**THE EXERCISE**
Reply only with how many lines contain the word "vous".

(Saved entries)
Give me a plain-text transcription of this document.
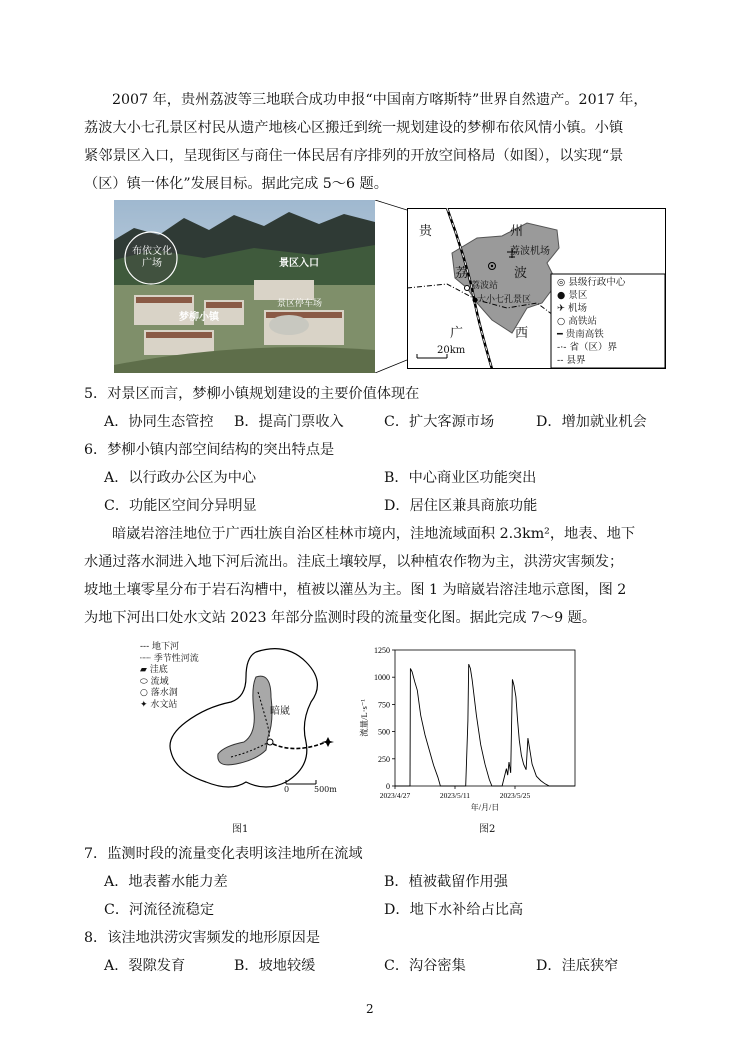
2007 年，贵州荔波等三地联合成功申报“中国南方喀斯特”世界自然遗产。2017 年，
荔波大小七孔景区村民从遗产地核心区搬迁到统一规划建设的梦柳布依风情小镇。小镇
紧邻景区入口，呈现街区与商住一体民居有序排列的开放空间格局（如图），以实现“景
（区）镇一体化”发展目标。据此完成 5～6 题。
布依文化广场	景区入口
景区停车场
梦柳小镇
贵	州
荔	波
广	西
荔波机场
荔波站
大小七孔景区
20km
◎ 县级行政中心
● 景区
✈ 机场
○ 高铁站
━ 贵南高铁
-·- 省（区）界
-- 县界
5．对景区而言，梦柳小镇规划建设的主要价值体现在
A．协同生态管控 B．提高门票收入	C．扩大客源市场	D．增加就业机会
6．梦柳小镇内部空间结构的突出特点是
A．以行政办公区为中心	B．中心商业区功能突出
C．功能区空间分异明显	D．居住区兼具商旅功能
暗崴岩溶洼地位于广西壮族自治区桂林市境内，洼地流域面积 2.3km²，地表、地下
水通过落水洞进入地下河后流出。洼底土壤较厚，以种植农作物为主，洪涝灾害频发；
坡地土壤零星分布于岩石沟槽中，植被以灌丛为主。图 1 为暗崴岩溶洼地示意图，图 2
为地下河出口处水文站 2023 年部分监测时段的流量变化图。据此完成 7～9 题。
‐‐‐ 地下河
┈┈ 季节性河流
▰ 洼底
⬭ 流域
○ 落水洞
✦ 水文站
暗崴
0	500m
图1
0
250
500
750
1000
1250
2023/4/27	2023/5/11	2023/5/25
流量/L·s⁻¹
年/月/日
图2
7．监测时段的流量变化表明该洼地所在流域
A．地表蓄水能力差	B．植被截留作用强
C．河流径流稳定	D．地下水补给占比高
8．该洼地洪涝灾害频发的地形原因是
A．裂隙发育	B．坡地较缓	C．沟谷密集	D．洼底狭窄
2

---

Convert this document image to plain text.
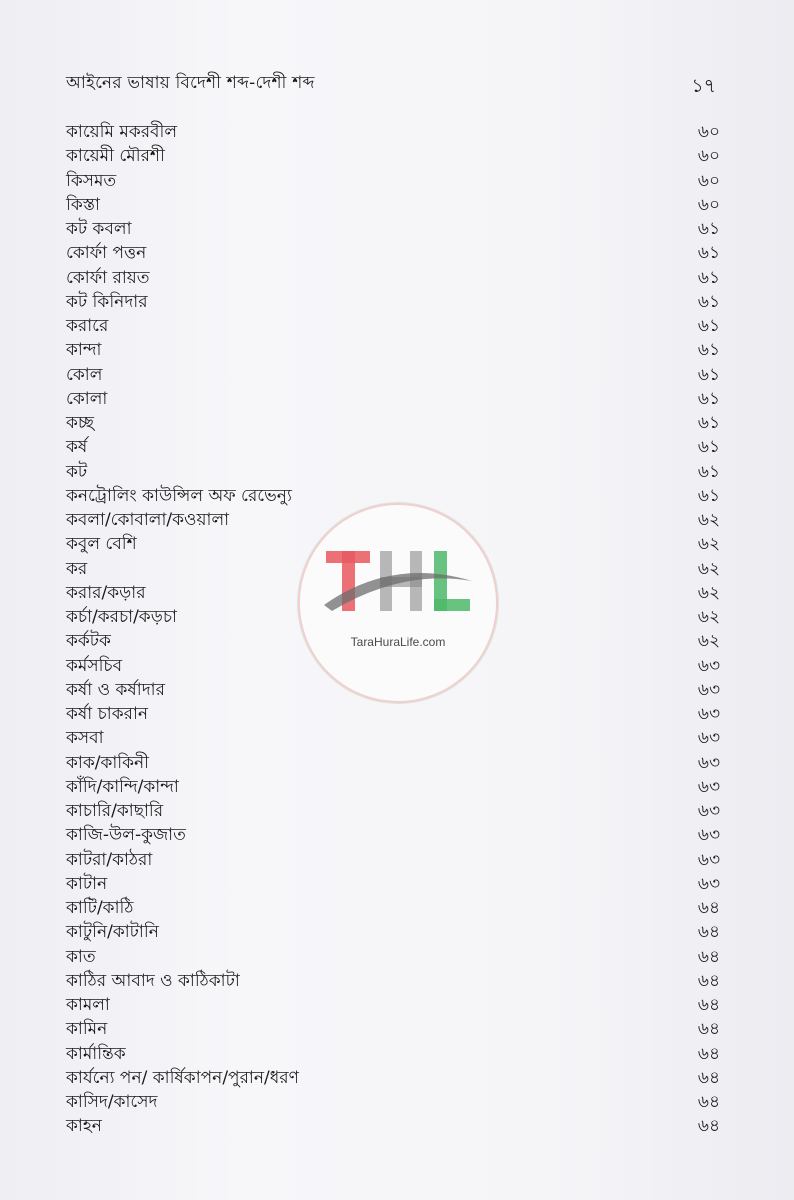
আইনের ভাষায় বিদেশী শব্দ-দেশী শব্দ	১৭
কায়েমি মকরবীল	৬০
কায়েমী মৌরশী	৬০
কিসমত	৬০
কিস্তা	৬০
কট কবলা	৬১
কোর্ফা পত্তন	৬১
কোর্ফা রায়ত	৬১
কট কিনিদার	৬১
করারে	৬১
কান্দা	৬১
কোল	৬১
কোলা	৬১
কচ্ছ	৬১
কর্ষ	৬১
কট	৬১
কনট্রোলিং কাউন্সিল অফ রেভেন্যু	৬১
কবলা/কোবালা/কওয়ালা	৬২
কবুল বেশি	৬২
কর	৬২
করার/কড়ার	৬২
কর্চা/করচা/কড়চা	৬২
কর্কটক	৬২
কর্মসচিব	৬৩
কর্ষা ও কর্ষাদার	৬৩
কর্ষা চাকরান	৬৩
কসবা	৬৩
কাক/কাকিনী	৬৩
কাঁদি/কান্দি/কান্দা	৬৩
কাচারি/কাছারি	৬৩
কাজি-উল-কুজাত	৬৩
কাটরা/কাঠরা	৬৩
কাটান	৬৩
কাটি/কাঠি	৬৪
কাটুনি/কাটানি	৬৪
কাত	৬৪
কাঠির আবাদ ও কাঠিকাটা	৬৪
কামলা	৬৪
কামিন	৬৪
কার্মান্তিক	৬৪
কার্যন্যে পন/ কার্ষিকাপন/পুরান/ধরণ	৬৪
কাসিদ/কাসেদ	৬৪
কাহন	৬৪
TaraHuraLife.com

---

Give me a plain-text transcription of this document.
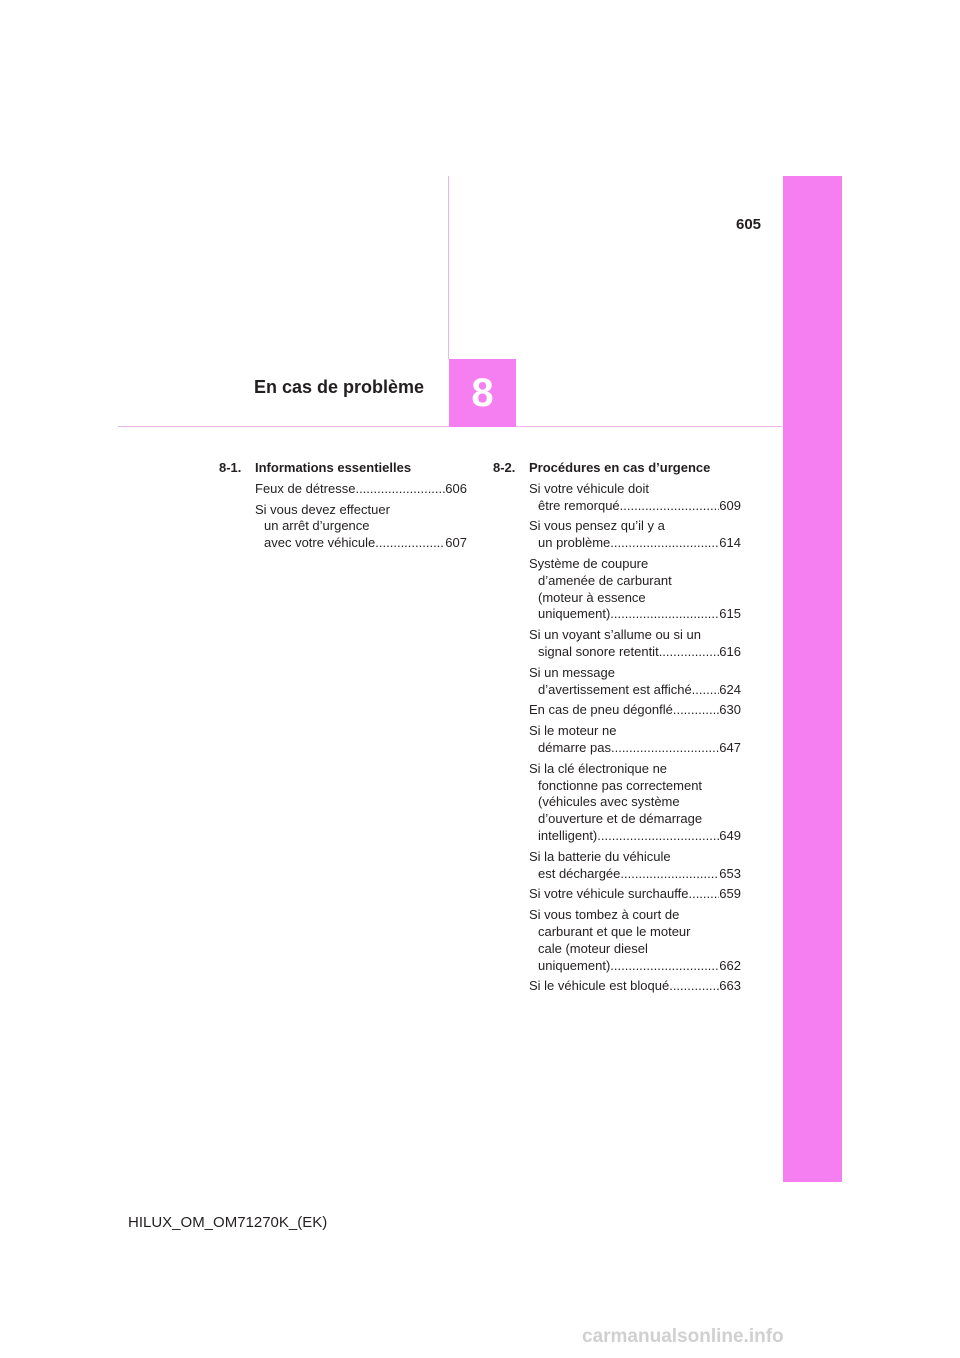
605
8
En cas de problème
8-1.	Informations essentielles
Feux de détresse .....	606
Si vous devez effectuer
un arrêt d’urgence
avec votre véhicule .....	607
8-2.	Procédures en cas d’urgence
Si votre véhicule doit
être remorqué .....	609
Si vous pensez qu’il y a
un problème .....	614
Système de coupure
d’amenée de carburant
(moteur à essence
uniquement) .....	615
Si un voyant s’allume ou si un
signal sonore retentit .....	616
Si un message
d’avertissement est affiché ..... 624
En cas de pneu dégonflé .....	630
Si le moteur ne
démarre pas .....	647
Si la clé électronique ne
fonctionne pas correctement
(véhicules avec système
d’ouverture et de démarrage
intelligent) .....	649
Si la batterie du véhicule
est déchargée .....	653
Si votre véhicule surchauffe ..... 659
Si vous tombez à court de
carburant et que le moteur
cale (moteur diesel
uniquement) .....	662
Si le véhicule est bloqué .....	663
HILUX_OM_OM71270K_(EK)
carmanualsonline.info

**RESPONSE**
3